▶ Given request 1:
Translate this sentence from the passage about the banking bill into Spanish: "Professor Michael Hudson weighs in on the details of the bill and its potential economic impact."
▶ Given request 2:
Answer these questions from the passage about the banking bill.
(a) Who produces the podcast Left Out?
(b) How often does The Hudson Report come out?
(c) Parts of which act does S.2115 rewrite?

Photo by Paul Siarkowski | CC BY 2.0


Left Out, a podcast produced by Paul Sliker, Michael Palmieri, and Dante Dallavalle, creates in-depth conversations with the most interesting political thinkers, heterodox economists, and organizers on the Left. 

The Hudson Report is a new weekly series produced by Left Out with the legendary economist Michael Hudson. Every episode we cover an economic or political issue that is either being ignored—or hotly debated—that week in the press.

Senate Republicans and Wall Street friendly Democrats recently voted in favor of rolling back banking industry regulations, including key parts of Dodd-Frank, under the guise of providing relief for struggling community banks. Professor Michael Hudson weighs in on the details of the bill and its potential economic impact.

Dante Dallavalle: The Senate recently passed the Economic Growth, Regulatory Relief, and Consumer Protection Act or S.2115 with bipartisan support. Essentially the bill rewrites parts of the 2010 Dodd Frank Act. The piece of legislation whose purpose was to create a framework for oversight of the banking system responsible for the 2008 financial crisis and the economic downturn that resulted from basically the behavior of unscrupulous speculators.

▶ Provided material:
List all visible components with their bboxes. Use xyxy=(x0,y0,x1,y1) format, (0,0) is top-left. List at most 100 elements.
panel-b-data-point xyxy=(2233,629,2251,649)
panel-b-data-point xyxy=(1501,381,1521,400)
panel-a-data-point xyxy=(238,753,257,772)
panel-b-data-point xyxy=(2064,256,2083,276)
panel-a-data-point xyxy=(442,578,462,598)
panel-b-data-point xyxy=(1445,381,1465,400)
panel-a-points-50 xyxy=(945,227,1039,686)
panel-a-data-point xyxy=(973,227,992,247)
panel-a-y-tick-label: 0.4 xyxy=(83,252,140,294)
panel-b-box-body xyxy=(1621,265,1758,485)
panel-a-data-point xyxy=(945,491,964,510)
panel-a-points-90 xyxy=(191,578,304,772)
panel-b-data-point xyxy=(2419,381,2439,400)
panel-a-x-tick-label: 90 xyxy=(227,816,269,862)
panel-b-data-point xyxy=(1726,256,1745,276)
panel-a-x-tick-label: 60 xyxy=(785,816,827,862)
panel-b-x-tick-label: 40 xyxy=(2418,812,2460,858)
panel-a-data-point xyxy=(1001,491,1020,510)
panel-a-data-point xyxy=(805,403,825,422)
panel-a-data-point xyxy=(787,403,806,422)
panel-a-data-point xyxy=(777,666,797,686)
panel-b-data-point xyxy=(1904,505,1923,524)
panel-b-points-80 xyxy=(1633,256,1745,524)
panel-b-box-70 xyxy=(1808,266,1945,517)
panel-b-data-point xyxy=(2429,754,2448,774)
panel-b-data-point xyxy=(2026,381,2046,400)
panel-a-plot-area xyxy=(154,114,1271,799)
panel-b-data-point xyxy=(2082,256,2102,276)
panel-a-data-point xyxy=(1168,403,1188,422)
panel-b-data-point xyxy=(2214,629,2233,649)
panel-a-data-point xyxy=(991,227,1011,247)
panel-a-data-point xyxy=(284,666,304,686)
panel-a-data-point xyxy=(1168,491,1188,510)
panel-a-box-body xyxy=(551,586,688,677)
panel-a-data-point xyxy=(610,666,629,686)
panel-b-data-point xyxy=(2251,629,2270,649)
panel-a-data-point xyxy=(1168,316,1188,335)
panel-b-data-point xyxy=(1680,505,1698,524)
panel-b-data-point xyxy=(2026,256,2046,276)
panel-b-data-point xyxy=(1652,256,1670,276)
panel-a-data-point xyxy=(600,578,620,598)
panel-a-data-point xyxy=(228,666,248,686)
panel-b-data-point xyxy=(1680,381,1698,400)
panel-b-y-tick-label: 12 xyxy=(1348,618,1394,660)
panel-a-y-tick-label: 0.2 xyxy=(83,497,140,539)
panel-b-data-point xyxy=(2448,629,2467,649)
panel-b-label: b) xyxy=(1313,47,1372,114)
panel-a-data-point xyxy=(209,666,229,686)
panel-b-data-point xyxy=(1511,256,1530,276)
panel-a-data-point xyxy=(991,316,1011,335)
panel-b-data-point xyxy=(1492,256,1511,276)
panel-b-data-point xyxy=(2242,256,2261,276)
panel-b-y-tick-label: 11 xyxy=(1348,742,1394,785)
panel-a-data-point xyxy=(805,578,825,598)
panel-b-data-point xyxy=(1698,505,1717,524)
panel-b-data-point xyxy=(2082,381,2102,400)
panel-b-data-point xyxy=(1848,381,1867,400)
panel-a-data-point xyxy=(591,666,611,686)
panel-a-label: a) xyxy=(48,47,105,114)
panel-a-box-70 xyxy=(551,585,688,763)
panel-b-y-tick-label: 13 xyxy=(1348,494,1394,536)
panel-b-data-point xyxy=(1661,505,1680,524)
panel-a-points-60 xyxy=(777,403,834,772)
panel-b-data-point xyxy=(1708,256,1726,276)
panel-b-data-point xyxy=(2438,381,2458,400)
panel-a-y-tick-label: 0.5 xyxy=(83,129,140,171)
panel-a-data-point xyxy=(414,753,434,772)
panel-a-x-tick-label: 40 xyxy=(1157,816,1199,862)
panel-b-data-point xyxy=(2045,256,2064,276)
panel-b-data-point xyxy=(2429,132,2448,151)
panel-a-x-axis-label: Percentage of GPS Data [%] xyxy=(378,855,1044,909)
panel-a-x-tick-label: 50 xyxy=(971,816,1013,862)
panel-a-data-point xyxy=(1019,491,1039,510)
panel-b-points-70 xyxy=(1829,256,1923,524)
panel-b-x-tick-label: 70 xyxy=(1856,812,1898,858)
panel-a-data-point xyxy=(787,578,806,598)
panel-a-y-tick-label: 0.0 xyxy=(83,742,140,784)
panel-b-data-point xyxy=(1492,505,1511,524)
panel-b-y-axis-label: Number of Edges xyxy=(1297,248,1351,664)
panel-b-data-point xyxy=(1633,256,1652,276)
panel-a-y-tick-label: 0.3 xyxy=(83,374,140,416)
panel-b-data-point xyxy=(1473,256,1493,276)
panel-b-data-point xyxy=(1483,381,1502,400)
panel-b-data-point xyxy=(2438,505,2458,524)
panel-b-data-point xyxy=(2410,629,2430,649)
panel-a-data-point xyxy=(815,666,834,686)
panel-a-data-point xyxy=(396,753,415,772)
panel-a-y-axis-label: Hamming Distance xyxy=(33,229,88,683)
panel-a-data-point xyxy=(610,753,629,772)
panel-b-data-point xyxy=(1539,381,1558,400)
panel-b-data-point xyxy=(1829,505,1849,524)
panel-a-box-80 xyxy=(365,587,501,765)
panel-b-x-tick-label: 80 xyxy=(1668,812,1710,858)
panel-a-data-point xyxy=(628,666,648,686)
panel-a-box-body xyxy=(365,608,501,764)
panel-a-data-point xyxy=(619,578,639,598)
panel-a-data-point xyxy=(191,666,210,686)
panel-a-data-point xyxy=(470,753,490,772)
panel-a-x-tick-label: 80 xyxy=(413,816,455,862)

...

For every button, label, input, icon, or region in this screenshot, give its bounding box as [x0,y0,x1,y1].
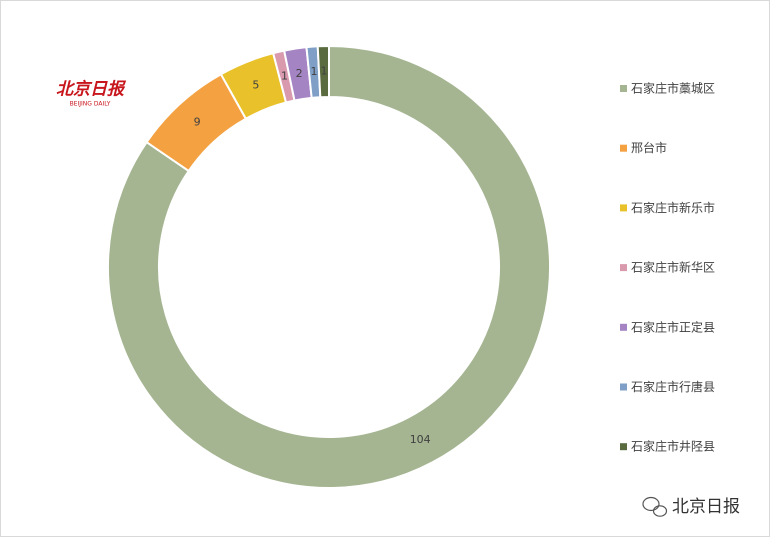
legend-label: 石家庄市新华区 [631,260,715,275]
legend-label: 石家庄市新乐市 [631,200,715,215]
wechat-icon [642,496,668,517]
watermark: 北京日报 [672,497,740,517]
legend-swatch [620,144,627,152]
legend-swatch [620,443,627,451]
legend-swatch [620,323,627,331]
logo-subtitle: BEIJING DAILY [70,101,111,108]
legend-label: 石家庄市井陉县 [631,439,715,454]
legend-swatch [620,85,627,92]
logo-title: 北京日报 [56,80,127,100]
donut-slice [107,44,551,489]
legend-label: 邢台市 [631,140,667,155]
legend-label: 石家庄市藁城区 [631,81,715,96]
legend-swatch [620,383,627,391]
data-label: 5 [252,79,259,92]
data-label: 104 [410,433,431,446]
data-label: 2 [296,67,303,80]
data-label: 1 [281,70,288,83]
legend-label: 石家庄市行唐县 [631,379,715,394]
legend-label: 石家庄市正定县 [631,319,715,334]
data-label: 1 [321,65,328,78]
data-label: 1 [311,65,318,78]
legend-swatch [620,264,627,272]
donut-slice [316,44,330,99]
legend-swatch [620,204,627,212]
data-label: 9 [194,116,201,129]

▶ Full output 1:
El profesor Michael Hudson opina sobre los detalles del proyecto de ley y su posible impacto económico.

▶ Full output 2:
(a) Paul Sliker, Michael Palmieri, and Dante Dallavalle
(b) Weekly
(c) The 2010 Dodd-Frank Act